• [TASK PROMPT]:
Of the lines in the entries below, state how many hold the word "Ropeway". Say nothing else.

[Part of a data file]
——————

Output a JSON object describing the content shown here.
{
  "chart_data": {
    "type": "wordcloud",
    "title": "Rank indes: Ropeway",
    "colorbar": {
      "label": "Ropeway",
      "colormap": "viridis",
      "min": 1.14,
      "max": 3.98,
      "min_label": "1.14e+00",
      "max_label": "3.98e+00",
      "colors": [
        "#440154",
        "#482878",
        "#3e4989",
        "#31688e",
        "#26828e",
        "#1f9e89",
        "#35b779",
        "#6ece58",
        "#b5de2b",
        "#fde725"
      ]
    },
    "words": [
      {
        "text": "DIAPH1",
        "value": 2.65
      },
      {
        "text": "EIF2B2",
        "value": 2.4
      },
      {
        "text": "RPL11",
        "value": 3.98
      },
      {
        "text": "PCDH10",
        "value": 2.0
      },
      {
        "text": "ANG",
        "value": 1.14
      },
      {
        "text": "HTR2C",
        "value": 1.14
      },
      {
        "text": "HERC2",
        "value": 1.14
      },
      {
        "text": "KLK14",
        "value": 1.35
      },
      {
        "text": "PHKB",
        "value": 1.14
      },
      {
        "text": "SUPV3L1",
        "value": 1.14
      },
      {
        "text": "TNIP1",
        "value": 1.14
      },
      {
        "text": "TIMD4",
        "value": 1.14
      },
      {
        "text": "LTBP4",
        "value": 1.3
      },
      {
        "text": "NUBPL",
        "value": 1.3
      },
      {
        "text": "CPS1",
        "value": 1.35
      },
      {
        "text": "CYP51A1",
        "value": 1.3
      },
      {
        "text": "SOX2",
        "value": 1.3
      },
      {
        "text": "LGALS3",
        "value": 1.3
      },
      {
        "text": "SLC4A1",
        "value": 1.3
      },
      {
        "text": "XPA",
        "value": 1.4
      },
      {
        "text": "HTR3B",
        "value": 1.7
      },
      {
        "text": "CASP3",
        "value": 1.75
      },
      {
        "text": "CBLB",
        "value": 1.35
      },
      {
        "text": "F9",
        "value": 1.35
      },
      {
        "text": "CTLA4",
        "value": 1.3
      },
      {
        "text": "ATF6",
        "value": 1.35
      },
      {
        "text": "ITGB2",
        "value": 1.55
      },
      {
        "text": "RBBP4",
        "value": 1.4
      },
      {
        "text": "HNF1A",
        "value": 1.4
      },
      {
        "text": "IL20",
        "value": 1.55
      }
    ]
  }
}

——————

• [EXERCISE OUTPUT]:
2